* Reading text
=== Begin Enclosure ===
Sorry, I use Rena and XP interchangeably. Rena makes more than the XP's, as I have a Smartfilter also. I don't know if one is used more than the other, but I know the Fluvals have more bypass then the XPs. I have 3 Eheims (2028,2213, and 2078 new) and 2 Fluvals (FX5 and 204) and an XP3), so you can tell I prefer Eheims, but they are pricey. The FX5 is a great filter for a big tank, but when it comes to smaller ones I prefer the Rena XP's.


----------



## summit (Aug 22, 2010)

2wheelsx2 said:


> Sorry, I use Rena and XP interchangeably. Rena makes more than the XP's, as I have a Smartfilter also. I don't know if one is used more than the other, but I know the Fluvals have more bypass then the XPs. I have 3 Eheims (2028,2213, and 2078 new) and 2 Fluvals (FX5 and 204) and an XP3), so you can tell I prefer Eheims, but they are pricey. The FX5 is a great filter for a big tank, but when it comes to smaller ones I prefer the Rena XP's.


Ahh I see, so between the eheim, rena XP series, and fluval they are all pretty much equal, just comes down to some do certain jobs better. Well the Rena XP2 is actually a little cheaper than the Fluval 305, I believe you pointed that out to me in an earlier thread, so thank you, there is also an eheim 2213 that fits the budget. Lots to consider here, I guess its between the Rena XP2, Fluval 305, and Eheim 2213, if the Rena does the best job on a 40 gallon tank with 24"x24"x18" then Rena it will be.


----------



## 2wheelsx2 (Apr 21, 2010)

The 2213 will be borderline for a planted 40 gallon. If I had a choice between those 3 I would go XP2. The main reason I choose (and many others) Eheim is because they maintain flow better as the filter gets clogged, they use less power and they are the quietest. Those 3 factors make it fit my needs better. The fact that they have zero (or almost zero) bypass, unlike most other filters, is a bonus.


----------



## Kitsune (Jul 17, 2010)

Before we get too carried away here. What fish are you planning to get (I don't think I recall seeing it anywhere on this thread)... 

20 gallons isn't a very large tank, so you can only keep a few medium sized fish (i.e. many angels, cichlids, discus, gouramis, plecos, barbs etc will get too large for the tank within a year). If you were going with the tetra's I would think a 20g is more than enough.
=== End Enclosure ===
* Supplied material
=== Begin Enclosure ===
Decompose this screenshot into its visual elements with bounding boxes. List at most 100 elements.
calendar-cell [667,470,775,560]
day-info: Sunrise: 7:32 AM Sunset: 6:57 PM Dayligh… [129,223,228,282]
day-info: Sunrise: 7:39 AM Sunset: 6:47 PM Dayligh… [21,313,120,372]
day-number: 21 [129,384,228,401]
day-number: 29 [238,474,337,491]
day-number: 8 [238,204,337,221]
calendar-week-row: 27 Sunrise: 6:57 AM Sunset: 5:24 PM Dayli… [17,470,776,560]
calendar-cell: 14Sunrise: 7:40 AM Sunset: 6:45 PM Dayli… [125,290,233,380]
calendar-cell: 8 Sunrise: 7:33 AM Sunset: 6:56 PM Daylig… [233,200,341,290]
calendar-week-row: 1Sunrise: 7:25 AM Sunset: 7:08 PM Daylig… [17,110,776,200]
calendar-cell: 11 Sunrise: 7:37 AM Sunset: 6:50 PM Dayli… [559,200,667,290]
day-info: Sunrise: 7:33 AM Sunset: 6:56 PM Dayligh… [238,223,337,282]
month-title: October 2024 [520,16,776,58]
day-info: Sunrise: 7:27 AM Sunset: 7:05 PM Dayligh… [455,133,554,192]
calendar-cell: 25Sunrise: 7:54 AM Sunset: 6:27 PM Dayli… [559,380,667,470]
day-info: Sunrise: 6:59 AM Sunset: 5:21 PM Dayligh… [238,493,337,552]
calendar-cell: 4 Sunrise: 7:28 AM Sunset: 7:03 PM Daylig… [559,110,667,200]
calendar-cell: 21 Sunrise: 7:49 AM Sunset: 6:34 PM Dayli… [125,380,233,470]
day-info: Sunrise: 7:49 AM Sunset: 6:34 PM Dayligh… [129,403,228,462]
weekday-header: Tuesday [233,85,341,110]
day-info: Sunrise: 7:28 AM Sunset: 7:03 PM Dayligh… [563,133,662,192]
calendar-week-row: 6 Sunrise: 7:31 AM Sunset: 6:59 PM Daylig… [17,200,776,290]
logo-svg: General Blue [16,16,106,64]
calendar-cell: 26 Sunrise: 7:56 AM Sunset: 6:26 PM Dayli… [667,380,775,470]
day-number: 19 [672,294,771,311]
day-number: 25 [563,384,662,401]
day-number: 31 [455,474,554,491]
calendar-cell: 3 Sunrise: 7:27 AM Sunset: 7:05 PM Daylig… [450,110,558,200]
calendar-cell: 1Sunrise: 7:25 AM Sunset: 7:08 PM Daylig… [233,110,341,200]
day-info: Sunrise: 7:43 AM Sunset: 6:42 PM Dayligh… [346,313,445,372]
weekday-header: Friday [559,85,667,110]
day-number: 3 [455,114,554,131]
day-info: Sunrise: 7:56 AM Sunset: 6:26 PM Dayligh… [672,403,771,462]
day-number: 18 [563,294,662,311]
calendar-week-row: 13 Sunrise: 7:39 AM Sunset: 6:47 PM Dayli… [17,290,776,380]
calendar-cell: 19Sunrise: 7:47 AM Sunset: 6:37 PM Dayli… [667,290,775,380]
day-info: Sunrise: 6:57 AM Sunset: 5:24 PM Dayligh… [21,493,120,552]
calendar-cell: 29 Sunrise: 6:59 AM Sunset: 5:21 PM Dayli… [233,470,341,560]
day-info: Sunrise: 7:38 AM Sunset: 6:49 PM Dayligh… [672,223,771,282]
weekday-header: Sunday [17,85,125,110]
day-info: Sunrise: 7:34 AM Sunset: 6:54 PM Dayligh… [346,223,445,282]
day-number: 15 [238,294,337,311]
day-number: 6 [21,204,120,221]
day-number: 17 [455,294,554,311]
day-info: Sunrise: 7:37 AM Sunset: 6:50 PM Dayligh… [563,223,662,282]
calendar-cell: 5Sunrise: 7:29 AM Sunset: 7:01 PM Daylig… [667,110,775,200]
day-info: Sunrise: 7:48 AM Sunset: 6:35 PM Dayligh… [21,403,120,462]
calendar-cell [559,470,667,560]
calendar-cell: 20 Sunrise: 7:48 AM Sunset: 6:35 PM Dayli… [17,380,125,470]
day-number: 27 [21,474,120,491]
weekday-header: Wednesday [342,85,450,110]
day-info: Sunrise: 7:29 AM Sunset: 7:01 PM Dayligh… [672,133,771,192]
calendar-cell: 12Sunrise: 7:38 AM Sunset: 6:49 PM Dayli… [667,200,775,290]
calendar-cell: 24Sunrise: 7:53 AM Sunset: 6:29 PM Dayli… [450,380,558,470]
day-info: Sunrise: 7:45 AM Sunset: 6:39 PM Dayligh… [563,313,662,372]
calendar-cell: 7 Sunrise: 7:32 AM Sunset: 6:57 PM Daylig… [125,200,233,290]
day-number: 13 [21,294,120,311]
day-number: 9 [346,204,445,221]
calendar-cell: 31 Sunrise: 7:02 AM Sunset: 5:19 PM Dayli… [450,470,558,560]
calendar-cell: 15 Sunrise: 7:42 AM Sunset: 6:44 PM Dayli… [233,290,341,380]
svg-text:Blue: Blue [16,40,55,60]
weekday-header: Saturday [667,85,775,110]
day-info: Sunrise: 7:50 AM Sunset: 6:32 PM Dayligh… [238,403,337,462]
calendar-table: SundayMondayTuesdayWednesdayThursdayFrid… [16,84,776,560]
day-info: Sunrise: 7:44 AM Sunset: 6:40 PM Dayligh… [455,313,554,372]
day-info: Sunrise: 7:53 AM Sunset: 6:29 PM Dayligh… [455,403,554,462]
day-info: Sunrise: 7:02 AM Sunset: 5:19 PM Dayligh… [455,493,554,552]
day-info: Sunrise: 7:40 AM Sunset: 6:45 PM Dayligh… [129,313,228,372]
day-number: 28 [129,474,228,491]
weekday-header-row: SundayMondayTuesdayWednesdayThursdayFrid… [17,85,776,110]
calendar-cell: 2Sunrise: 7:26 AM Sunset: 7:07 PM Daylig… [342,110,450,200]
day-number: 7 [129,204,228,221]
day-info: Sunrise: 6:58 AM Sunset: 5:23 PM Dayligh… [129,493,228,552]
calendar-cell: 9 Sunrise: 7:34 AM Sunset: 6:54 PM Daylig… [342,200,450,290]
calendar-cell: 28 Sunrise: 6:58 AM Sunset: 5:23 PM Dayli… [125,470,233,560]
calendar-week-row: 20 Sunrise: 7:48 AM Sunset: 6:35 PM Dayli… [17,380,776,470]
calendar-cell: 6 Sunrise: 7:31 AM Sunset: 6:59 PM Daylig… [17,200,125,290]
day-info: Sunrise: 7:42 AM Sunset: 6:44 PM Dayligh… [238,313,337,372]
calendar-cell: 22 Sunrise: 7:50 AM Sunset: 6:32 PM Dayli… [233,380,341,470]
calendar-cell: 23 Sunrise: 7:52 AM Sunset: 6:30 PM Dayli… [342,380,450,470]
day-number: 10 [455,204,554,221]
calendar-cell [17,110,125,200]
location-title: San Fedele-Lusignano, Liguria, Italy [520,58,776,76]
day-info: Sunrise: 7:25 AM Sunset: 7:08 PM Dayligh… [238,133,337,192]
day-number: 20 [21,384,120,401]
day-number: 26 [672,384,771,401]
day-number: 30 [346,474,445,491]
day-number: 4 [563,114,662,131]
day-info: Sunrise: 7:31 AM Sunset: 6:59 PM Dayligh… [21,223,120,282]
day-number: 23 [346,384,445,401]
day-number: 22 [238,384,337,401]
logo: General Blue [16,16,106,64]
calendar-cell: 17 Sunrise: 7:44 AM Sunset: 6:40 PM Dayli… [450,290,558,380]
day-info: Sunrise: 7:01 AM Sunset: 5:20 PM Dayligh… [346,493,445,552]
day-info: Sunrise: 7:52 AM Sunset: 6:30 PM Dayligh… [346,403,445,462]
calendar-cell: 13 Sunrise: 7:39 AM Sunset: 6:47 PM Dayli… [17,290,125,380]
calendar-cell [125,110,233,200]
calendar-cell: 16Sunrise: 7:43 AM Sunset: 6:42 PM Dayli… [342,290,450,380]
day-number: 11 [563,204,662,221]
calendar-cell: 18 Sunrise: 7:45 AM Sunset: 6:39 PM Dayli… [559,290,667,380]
=== End Enclosure ===
* Task instructions
1) Transcribe the passage of the aquarium filter thread between "The 2213 will" and "is a bonus.", inclusive.
2) Pick up the aquarium filter thread from its final sentence and continue it.
The records are taken from a separate source and have no connection to the aquarium filter thread.

* Responses to the exercise
1)
The 2213 will be borderline for a planted 40 gallon. If I had a choice between those 3 I would go XP2. The main reason I choose (and many others) Eheim is because they maintain flow better as the filter gets clogged, they use less power and they are the quietest. Those 3 factors make it fit my needs better. The fact that they have zero (or almost zero) bypass, unlike most other filters, is a bonus.

2)
So the question is ultimately what do you need for the type of fish you are getting? Considering size, aggression, need for companions etc. (I misjudged this when I got my 20 g... now I have a 30g and a 70 g!).


----------



## summit (Aug 22, 2010)

Hmm, I like quiet, is the eheim worth upgrading to the 2215 or perhaps even the professional series? Or would you still go with the XP3 in a 40 gallon?


----------



## 2wheelsx2 (Apr 21, 2010)

summit said:


> Hmm, I like quiet, is the eheim worth upgrading to the 2215 or perhaps even the professional series? Or would you still go with the XP3 in a 40 gallon?


Worth is up to you. Some people think the Eheims are a waste of money and they the Renas and fluvals (even HOBs), but I hate splashing and I hate hum. So I can't really give you an answer there.


----------



## Smiladon (Apr 23, 2010)

If money is not an issue, then go for ehiem. If you are tight on money then get Rena XP2. Ditch fluval as its more expensive than Rena XP Series and crappier (in certain aspects)

I've heard lots of stories about fluvals breaking (mostly seals or impellers). 

I have Ehiem Pro 3 2080, Ehiem 2260, Fluval FX5 and Rena XP3s. 

Reliability is a main factor for me in deciding on filters, so I dont even have the older fluvals in my list. Fluval FX5 has a different design (partially stolen from eheim?) so I think it is exempt from my "not to get" list.

Eheim is very quiet (but some models are a pain to prime). XP3 is simply awesome. Prime once and forget about it.


----------



## 182 (Apr 21, 2010)

Not to highjack this thread (Hey, could be useful to the OP) but how do you like the FX5? Is it all it's cracked up to be in the fancy in-store displays?


----------



## summit (Aug 22, 2010)

Well as for fish, I really liked the look of my old tank, low light planted 8G bowfront with a 4 cardinal tetras and 4 galaxy rasboras, along with a few red cherry shrimp, some sunset tropica, anubias nana petite, dwarf amazon sword, some nice driftwood. I would be doing something very similar in the 40 gallon, probly around 10 of each of the cardinals and galaxy rasboras, perhaps a couple larger ones for feature fish, nothing too large though, you make a good point though as a planted tank is the main thing I am after, which the 20 might be a better suit.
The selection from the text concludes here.